_EXERCISE DETAILS_
Can you reproduce the data beneath, keeping every line exact?

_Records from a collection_
══════════════════════════════

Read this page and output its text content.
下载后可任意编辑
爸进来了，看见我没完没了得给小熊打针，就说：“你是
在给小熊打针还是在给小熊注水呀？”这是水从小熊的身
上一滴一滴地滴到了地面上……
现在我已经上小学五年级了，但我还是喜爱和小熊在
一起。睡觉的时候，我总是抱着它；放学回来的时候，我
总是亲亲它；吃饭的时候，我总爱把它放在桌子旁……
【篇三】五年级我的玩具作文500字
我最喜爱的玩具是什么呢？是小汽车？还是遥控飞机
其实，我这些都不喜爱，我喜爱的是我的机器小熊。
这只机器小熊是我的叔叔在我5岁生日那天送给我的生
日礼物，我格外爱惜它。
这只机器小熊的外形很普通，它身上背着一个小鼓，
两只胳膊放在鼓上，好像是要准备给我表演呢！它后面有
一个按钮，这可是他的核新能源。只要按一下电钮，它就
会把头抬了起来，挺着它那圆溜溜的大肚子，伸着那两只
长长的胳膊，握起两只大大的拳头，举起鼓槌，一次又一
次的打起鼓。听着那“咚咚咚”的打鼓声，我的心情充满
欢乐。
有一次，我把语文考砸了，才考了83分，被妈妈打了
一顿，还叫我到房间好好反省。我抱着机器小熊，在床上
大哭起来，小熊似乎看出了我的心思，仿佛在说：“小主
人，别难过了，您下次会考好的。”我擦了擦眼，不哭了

══════════════════════════════

_WRITTEN REPLY_
Read this page and output its text content.
下载后可任意编辑
爸进来了，看见我没完没了得给小熊打针，就说：“你是
在给小熊打针还是在给小熊注水呀？”这是水从小熊的身
上一滴一滴地滴到了地面上……
现在我已经上小学五年级了，但我还是喜爱和小熊在
一起。睡觉的时候，我总是抱着它；放学回来的时候，我
总是亲亲它；吃饭的时候，我总爱把它放在桌子旁……
【篇三】五年级我的玩具作文500字
我最喜爱的玩具是什么呢？是小汽车？还是遥控飞机
其实，我这些都不喜爱，我喜爱的是我的机器小熊。
这只机器小熊是我的叔叔在我5岁生日那天送给我的生
日礼物，我格外爱惜它。
这只机器小熊的外形很普通，它身上背着一个小鼓，
两只胳膊放在鼓上，好像是要准备给我表演呢！它后面有
一个按钮，这可是他的核新能源。只要按一下电钮，它就
会把头抬了起来，挺着它那圆溜溜的大肚子，伸着那两只
长长的胳膊，握起两只大大的拳头，举起鼓槌，一次又一
次的打起鼓。听着那“咚咚咚”的打鼓声，我的心情充满
欢乐。
有一次，我把语文考砸了，才考了83分，被妈妈打了
一顿，还叫我到房间好好反省。我抱着机器小熊，在床上
大哭起来，小熊似乎看出了我的心思，仿佛在说：“小主
人，别难过了，您下次会考好的。”我擦了擦眼，不哭了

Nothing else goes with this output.